## Task list:
**1.** Reproduce the court opinion below word for word, starting at "(Citations omitted.)" and ending at "Green, J., concurs.".
**2.** Continue the court opinion below, on the police noting a vehicle's serial number, from the point where it stops.

We believe that the facts of this case fall more directly under the rationale of State v. Proctor, supra, wherein the officers obtained the identification number of several calculators. Therein the court stated at pages 276-77:

In other words, police who are rightfully upon a citizen's property for a limited purpose may not rummage about in the hope or expectation that incriminating evidence or contraband will turn up. But that is not this case. . . . The temporary detention may continue while the officer questions other persons present or radios police headquarters to check the information gained. ... A noting of the serial numbers on the calculators was such an intermediate response.

(Citations omitted.)

Here, the police merely noted the identification number and resumed their patrol, at which time they asked for a check on the number. It subsequently developed that the number was assigned to a vehicle reportedly stolen. Then having probable cause, the officers properly obtained a search warrant and proceeded in accordance thereto.

We find the noting of the serial numbers was not an unreasonable search and did not constitute a wrongful seizure of evidence. Cf. Arizona v. McCleary, 116 Ariz. 244, 568 P.2d 1142 (1977); Singleton v. Oklahoma, 568 P.2d 284 (Okla. Crim. App. 1977). The convictions are affirmed.

Green, J., concurs.

McInturff, J.

(dissenting) — I respectfully dissent. This case falls squarely within State v. Murray, 8 Wn. App. 944, 509 P.2d 1003 (1973), aff'd, 84 Wn.2d 527, 527 P.2d 1303 (1974) , and State v. Keefe, 13 Wn. App. 829, 537 P.2d 795 (1975) . Neither here nor in either of those cases were the officers aware at the time they "seized" the evidence that it was evidence of a crime. Here, as in Murray and Keefe, it was a subsequent investigation that disclosed the incriminating nature of the evidence seized by the officers.

## Stored data:
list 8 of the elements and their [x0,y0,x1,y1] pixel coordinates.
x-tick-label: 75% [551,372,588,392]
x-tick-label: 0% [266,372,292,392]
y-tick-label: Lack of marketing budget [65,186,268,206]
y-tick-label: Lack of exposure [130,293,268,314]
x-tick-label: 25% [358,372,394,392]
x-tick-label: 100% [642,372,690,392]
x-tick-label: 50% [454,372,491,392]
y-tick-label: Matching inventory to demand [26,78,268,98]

## Expected answers:
**1.**
(Citations omitted.)

Here, the police merely noted the identification number and resumed their patrol, at which time they asked for a check on the number. It subsequently developed that the number was assigned to a vehicle reportedly stolen. Then having probable cause, the officers properly obtained a search warrant and proceeded in accordance thereto.

We find the noting of the serial numbers was not an unreasonable search and did not constitute a wrongful seizure of evidence. Cf. Arizona v. McCleary, 116 Ariz. 244, 568 P.2d 1142 (1977); Singleton v. Oklahoma, 568 P.2d 284 (Okla. Crim. App. 1977). The convictions are affirmed.

Green, J., concurs.

**2.**
Just as there was nothing incongruous about the presence of the television set from which the officers took the identification number in Murray, there is nothing incongruous about the Camaro in the garage here. Indeed, that is where a vehicle in a state of disrepair likely would be found. Furthermore, the officers' knowledge of other Camaros in the area does not furnish them with knowledge of the vehicle's incriminating nature. There was nothing to establish a nexus between the vehicle in the garage and any of the other vehicles or between the vehicles and the defendants. In fact, the information possessed by the officers when they searched for and seized the identification number would not provide probable cause upon which to issue a warrant.

Thus, under these circumstances, State v. Proctor, 12 Wn. App. 274, 276-77, 529 P.2d 472 (1974), relied upon by the majority, is distinguishable. As the more complete context of that portion of the opinion cited by the majority reads:

In other words, police who are rightfully upon a citizen's property for a limited purpose may not rummage about in the hope or expectation that incriminating evidence or contraband will turn up. But that is not this case. The information which the police had about Proctor, coupled with the incongruity of the items seen in the business office, gave the officer probable cause to believe that he was looking at stolen property. It was reasonable for him to note the serial numbers.

(Italics ours.)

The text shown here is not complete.